[Stored entries]
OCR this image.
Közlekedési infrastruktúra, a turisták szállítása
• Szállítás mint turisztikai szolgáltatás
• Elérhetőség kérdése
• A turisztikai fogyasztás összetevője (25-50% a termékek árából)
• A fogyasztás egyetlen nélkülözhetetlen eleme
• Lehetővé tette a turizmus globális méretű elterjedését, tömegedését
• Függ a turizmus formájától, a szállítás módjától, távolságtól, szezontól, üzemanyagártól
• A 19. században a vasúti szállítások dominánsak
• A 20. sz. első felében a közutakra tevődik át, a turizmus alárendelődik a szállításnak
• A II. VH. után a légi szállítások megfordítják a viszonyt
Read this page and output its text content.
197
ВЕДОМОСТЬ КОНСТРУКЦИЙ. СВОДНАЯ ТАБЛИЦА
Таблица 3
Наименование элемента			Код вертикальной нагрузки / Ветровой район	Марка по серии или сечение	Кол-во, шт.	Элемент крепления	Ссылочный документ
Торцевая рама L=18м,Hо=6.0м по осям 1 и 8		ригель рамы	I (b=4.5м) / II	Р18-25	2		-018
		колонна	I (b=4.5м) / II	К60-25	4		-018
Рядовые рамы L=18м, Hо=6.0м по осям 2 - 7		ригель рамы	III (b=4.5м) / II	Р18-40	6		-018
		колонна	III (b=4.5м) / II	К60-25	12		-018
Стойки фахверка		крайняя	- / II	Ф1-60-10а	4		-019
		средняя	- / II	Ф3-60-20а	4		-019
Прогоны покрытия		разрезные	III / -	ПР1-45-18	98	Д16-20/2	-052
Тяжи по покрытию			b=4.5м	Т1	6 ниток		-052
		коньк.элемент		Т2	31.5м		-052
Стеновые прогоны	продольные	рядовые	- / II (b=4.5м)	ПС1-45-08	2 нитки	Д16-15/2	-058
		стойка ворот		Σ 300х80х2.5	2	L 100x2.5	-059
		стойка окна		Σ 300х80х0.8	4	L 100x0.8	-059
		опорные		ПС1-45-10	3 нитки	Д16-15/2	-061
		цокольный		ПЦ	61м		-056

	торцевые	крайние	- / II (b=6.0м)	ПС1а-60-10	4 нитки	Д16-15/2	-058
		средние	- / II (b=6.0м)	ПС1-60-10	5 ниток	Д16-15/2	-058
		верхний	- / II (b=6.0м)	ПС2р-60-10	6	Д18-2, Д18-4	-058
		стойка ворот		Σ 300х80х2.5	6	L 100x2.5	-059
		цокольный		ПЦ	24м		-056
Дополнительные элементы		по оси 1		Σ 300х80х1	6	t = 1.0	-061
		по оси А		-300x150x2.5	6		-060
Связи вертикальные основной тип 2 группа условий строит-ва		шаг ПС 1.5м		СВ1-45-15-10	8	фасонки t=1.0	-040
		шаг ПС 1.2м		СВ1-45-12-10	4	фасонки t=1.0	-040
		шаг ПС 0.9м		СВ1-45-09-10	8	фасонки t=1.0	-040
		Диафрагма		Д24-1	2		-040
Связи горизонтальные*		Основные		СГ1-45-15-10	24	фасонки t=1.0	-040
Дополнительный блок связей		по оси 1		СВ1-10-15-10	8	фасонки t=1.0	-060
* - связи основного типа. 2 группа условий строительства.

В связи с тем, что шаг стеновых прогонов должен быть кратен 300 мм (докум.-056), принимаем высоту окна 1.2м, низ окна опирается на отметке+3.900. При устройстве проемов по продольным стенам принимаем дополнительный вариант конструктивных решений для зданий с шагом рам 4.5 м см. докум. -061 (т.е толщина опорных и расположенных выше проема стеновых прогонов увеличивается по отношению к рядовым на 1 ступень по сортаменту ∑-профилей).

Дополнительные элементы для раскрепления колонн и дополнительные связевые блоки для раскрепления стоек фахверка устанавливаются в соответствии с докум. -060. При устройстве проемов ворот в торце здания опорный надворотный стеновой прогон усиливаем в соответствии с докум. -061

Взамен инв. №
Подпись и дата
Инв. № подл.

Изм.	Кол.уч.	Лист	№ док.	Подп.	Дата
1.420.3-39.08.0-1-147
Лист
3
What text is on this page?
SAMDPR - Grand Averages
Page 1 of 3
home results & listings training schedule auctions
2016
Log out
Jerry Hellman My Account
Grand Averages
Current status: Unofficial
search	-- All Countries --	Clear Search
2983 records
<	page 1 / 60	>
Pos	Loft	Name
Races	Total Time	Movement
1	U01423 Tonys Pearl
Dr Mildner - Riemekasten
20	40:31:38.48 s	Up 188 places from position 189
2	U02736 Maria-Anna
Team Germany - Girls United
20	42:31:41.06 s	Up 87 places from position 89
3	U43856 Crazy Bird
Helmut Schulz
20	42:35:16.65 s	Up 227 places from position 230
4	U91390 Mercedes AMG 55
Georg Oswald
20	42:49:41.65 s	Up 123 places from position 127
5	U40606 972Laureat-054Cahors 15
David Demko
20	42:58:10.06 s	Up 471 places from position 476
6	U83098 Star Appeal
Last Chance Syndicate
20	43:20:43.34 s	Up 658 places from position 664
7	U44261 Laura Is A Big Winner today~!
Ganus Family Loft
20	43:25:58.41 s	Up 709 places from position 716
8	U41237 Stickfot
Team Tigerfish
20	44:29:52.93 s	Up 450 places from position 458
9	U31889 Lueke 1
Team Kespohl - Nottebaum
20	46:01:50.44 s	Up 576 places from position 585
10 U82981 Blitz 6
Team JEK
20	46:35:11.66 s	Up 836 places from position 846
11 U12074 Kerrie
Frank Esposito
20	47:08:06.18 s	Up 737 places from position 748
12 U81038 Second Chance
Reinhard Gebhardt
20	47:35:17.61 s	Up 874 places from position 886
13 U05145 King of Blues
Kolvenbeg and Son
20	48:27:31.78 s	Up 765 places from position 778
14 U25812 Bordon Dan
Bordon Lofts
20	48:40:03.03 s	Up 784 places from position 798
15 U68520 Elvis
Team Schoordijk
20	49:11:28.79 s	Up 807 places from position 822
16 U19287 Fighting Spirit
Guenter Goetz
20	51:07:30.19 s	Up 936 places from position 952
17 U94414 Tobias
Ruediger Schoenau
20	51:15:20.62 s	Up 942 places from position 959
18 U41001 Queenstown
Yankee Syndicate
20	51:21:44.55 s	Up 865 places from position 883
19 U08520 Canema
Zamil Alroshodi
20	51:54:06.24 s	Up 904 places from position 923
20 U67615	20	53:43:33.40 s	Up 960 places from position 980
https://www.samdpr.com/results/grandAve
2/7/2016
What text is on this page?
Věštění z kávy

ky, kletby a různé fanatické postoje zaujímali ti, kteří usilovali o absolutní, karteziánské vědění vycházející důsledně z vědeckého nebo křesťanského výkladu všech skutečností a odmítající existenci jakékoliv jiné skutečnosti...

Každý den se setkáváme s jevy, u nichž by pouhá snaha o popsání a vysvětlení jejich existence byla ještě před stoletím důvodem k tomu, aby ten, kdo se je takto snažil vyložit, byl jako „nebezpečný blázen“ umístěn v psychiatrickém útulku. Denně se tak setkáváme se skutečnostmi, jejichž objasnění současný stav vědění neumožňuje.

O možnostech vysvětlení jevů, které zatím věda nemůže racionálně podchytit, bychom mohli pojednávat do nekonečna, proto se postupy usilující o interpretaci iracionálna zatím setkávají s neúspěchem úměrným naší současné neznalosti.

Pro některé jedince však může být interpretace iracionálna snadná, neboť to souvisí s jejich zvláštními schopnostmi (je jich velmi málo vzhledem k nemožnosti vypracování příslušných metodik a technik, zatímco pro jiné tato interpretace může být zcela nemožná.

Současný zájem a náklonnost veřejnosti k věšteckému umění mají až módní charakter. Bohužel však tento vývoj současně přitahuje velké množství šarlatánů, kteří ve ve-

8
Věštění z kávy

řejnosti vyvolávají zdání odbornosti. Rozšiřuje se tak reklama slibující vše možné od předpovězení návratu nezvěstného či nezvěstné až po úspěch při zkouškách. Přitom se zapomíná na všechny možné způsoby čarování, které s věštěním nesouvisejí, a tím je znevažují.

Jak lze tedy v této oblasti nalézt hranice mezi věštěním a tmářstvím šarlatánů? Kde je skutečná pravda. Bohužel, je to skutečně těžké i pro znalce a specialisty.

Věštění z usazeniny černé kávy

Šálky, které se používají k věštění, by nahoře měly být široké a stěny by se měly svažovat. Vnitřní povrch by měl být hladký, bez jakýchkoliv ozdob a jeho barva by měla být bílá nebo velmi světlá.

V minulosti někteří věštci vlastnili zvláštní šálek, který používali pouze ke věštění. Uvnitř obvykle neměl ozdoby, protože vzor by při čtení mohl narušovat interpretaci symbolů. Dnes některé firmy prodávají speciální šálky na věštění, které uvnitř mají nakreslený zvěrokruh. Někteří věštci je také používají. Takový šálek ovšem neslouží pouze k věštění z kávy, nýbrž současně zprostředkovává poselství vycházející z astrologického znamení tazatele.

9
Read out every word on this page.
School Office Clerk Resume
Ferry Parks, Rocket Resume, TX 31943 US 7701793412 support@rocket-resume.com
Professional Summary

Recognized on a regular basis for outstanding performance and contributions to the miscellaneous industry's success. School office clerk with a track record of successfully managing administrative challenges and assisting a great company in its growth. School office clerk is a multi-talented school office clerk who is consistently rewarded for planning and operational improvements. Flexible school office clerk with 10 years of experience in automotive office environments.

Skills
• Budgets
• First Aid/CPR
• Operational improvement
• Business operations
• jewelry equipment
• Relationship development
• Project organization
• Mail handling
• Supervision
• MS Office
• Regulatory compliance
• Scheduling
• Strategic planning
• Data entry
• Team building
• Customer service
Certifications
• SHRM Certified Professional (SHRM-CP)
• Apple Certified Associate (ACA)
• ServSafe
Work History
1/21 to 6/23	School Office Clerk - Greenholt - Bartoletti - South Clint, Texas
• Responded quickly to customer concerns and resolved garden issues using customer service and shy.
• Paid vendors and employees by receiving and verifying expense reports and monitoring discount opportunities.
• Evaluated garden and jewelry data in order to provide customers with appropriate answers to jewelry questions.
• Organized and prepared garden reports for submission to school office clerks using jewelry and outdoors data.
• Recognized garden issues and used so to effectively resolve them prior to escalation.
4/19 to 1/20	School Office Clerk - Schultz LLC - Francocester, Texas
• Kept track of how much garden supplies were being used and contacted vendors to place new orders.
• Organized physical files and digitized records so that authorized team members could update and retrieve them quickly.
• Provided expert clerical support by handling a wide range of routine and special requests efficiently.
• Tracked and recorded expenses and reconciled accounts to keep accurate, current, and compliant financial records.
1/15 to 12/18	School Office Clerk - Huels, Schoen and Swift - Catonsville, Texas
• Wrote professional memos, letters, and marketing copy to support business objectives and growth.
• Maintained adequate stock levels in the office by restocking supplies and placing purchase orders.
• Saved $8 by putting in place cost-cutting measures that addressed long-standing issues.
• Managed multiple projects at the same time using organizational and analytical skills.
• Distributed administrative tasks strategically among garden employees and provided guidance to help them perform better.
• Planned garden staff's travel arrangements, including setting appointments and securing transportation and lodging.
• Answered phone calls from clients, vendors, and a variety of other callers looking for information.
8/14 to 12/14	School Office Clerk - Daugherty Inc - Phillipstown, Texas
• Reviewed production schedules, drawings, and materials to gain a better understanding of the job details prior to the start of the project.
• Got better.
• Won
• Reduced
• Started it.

- _Written instruction_:
From the listing above, collect every line that mentions the word "prior".

- _Exercise result_:
• Recognized garden issues and used so to effectively resolve them prior to escalation.
• Reviewed production schedules, drawings, and materials to gain a better understanding of the job details prior to the start of the project.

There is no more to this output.